Start of RECORDED INFORMATION

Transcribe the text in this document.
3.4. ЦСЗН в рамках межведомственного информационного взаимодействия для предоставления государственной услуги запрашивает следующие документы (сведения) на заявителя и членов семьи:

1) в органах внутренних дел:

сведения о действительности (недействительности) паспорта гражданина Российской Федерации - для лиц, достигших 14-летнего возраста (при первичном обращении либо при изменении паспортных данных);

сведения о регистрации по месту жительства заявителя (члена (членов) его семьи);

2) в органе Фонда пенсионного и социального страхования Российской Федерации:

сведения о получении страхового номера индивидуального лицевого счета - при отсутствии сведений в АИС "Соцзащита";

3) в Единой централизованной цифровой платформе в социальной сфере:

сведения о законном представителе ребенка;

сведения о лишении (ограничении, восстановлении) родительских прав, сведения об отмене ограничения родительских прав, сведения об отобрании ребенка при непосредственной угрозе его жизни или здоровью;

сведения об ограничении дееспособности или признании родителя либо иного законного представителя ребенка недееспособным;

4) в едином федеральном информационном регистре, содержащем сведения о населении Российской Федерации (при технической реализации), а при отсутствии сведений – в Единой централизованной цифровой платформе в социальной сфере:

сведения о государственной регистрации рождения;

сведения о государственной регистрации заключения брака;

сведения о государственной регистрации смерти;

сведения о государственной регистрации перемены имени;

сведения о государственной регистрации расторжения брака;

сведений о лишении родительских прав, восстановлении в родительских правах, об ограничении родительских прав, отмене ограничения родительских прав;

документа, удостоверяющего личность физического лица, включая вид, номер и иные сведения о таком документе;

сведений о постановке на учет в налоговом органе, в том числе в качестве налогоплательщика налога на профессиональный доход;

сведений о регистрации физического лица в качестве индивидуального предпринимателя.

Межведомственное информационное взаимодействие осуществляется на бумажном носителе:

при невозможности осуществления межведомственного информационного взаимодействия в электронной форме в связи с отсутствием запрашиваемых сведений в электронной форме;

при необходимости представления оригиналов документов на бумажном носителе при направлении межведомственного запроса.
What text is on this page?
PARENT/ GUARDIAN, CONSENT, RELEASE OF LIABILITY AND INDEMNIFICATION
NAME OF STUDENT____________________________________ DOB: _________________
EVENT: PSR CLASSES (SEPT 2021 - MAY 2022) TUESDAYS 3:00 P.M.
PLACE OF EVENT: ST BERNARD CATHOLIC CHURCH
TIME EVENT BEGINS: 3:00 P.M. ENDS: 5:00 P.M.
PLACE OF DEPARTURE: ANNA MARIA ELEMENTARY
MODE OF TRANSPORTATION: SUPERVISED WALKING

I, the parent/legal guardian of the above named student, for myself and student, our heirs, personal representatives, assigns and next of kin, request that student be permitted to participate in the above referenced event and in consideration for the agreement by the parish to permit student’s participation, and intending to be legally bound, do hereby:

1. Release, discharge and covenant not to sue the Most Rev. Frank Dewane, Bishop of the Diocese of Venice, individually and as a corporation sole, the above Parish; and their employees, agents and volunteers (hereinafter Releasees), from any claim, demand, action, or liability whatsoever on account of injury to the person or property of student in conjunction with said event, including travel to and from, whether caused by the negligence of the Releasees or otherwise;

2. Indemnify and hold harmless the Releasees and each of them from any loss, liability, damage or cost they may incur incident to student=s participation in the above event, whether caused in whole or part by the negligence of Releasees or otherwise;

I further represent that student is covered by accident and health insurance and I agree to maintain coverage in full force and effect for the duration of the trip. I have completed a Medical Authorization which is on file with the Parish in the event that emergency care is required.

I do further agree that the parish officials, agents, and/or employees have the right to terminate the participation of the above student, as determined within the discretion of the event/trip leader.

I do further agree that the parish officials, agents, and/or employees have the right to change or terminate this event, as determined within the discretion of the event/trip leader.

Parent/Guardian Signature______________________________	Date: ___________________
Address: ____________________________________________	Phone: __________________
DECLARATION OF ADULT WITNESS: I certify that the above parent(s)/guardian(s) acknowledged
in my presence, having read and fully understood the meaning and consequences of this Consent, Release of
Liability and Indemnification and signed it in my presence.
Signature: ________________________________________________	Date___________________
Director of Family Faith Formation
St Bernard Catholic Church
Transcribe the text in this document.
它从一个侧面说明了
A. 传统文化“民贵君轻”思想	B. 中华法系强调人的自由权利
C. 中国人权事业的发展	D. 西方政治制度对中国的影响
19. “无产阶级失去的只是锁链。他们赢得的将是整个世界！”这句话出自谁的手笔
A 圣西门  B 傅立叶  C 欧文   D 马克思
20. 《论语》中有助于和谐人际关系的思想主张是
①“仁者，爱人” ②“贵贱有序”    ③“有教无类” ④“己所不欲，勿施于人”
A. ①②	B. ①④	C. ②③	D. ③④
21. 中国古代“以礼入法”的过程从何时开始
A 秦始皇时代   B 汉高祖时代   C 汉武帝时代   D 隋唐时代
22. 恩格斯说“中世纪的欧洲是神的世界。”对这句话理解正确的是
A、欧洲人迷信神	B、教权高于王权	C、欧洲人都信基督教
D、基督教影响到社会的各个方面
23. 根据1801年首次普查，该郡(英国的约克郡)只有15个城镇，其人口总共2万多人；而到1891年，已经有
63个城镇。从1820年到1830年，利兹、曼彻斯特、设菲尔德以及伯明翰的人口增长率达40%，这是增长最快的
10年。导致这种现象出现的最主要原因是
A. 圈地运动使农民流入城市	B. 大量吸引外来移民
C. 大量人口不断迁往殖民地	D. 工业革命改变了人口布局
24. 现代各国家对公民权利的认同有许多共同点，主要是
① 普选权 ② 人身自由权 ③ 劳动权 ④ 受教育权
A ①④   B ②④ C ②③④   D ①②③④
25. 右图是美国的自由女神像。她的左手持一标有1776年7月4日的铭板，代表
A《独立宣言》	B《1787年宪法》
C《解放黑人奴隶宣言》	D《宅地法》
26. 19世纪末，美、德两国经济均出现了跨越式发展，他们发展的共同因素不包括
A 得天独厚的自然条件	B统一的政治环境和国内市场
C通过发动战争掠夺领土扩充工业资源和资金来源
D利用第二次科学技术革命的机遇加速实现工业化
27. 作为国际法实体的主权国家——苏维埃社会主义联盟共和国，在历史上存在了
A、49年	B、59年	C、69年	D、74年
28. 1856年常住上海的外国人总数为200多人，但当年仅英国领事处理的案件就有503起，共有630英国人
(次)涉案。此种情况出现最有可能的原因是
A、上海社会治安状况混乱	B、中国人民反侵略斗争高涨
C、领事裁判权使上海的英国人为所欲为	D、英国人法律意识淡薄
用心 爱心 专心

End of RECORDED INFORMATION

**OBJECTIVE**
Make an exact copy of the records.

**SOLUTION FOR THIS EXERCISE**
Transcribe the text in this document.
3.4. ЦСЗН в рамках межведомственного информационного взаимодействия для предоставления государственной услуги запрашивает следующие документы (сведения) на заявителя и членов семьи:

1) в органах внутренних дел:

сведения о действительности (недействительности) паспорта гражданина Российской Федерации - для лиц, достигших 14-летнего возраста (при первичном обращении либо при изменении паспортных данных);

сведения о регистрации по месту жительства заявителя (члена (членов) его семьи);

2) в органе Фонда пенсионного и социального страхования Российской Федерации:

сведения о получении страхового номера индивидуального лицевого счета - при отсутствии сведений в АИС "Соцзащита";

3) в Единой централизованной цифровой платформе в социальной сфере:

сведения о законном представителе ребенка;

сведения о лишении (ограничении, восстановлении) родительских прав, сведения об отмене ограничения родительских прав, сведения об отобрании ребенка при непосредственной угрозе его жизни или здоровью;

сведения об ограничении дееспособности или признании родителя либо иного законного представителя ребенка недееспособным;

4) в едином федеральном информационном регистре, содержащем сведения о населении Российской Федерации (при технической реализации), а при отсутствии сведений – в Единой централизованной цифровой платформе в социальной сфере:

сведения о государственной регистрации рождения;

сведения о государственной регистрации заключения брака;

сведения о государственной регистрации смерти;

сведения о государственной регистрации перемены имени;

сведения о государственной регистрации расторжения брака;

сведений о лишении родительских прав, восстановлении в родительских правах, об ограничении родительских прав, отмене ограничения родительских прав;

документа, удостоверяющего личность физического лица, включая вид, номер и иные сведения о таком документе;

сведений о постановке на учет в налоговом органе, в том числе в качестве налогоплательщика налога на профессиональный доход;

сведений о регистрации физического лица в качестве индивидуального предпринимателя.

Межведомственное информационное взаимодействие осуществляется на бумажном носителе:

при невозможности осуществления межведомственного информационного взаимодействия в электронной форме в связи с отсутствием запрашиваемых сведений в электронной форме;

при необходимости представления оригиналов документов на бумажном носителе при направлении межведомственного запроса.
What text is on this page?
PARENT/ GUARDIAN, CONSENT, RELEASE OF LIABILITY AND INDEMNIFICATION
NAME OF STUDENT____________________________________ DOB: _________________
EVENT: PSR CLASSES (SEPT 2021 - MAY 2022) TUESDAYS 3:00 P.M.
PLACE OF EVENT: ST BERNARD CATHOLIC CHURCH
TIME EVENT BEGINS: 3:00 P.M. ENDS: 5:00 P.M.
PLACE OF DEPARTURE: ANNA MARIA ELEMENTARY
MODE OF TRANSPORTATION: SUPERVISED WALKING

I, the parent/legal guardian of the above named student, for myself and student, our heirs, personal representatives, assigns and next of kin, request that student be permitted to participate in the above referenced event and in consideration for the agreement by the parish to permit student’s participation, and intending to be legally bound, do hereby:

1. Release, discharge and covenant not to sue the Most Rev. Frank Dewane, Bishop of the Diocese of Venice, individually and as a corporation sole, the above Parish; and their employees, agents and volunteers (hereinafter Releasees), from any claim, demand, action, or liability whatsoever on account of injury to the person or property of student in conjunction with said event, including travel to and from, whether caused by the negligence of the Releasees or otherwise;

2. Indemnify and hold harmless the Releasees and each of them from any loss, liability, damage or cost they may incur incident to student=s participation in the above event, whether caused in whole or part by the negligence of Releasees or otherwise;

I further represent that student is covered by accident and health insurance and I agree to maintain coverage in full force and effect for the duration of the trip. I have completed a Medical Authorization which is on file with the Parish in the event that emergency care is required.

I do further agree that the parish officials, agents, and/or employees have the right to terminate the participation of the above student, as determined within the discretion of the event/trip leader.

I do further agree that the parish officials, agents, and/or employees have the right to change or terminate this event, as determined within the discretion of the event/trip leader.

Parent/Guardian Signature______________________________	Date: ___________________
Address: ____________________________________________	Phone: __________________
DECLARATION OF ADULT WITNESS: I certify that the above parent(s)/guardian(s) acknowledged
in my presence, having read and fully understood the meaning and consequences of this Consent, Release of
Liability and Indemnification and signed it in my presence.
Signature: ________________________________________________	Date___________________
Director of Family Faith Formation
St Bernard Catholic Church
Transcribe the text in this document.
它从一个侧面说明了
A. 传统文化“民贵君轻”思想	B. 中华法系强调人的自由权利
C. 中国人权事业的发展	D. 西方政治制度对中国的影响
19. “无产阶级失去的只是锁链。他们赢得的将是整个世界！”这句话出自谁的手笔
A 圣西门  B 傅立叶  C 欧文   D 马克思
20. 《论语》中有助于和谐人际关系的思想主张是
①“仁者，爱人” ②“贵贱有序”    ③“有教无类” ④“己所不欲，勿施于人”
A. ①②	B. ①④	C. ②③	D. ③④
21. 中国古代“以礼入法”的过程从何时开始
A 秦始皇时代   B 汉高祖时代   C 汉武帝时代   D 隋唐时代
22. 恩格斯说“中世纪的欧洲是神的世界。”对这句话理解正确的是
A、欧洲人迷信神	B、教权高于王权	C、欧洲人都信基督教
D、基督教影响到社会的各个方面
23. 根据1801年首次普查，该郡(英国的约克郡)只有15个城镇，其人口总共2万多人；而到1891年，已经有
63个城镇。从1820年到1830年，利兹、曼彻斯特、设菲尔德以及伯明翰的人口增长率达40%，这是增长最快的
10年。导致这种现象出现的最主要原因是
A. 圈地运动使农民流入城市	B. 大量吸引外来移民
C. 大量人口不断迁往殖民地	D. 工业革命改变了人口布局
24. 现代各国家对公民权利的认同有许多共同点，主要是
① 普选权 ② 人身自由权 ③ 劳动权 ④ 受教育权
A ①④   B ②④ C ②③④   D ①②③④
25. 右图是美国的自由女神像。她的左手持一标有1776年7月4日的铭板，代表
A《独立宣言》	B《1787年宪法》
C《解放黑人奴隶宣言》	D《宅地法》
26. 19世纪末，美、德两国经济均出现了跨越式发展，他们发展的共同因素不包括
A 得天独厚的自然条件	B统一的政治环境和国内市场
C通过发动战争掠夺领土扩充工业资源和资金来源
D利用第二次科学技术革命的机遇加速实现工业化
27. 作为国际法实体的主权国家——苏维埃社会主义联盟共和国，在历史上存在了
A、49年	B、59年	C、69年	D、74年
28. 1856年常住上海的外国人总数为200多人，但当年仅英国领事处理的案件就有503起，共有630英国人
(次)涉案。此种情况出现最有可能的原因是
A、上海社会治安状况混乱	B、中国人民反侵略斗争高涨
C、领事裁判权使上海的英国人为所欲为	D、英国人法律意识淡薄
用心 爱心 专心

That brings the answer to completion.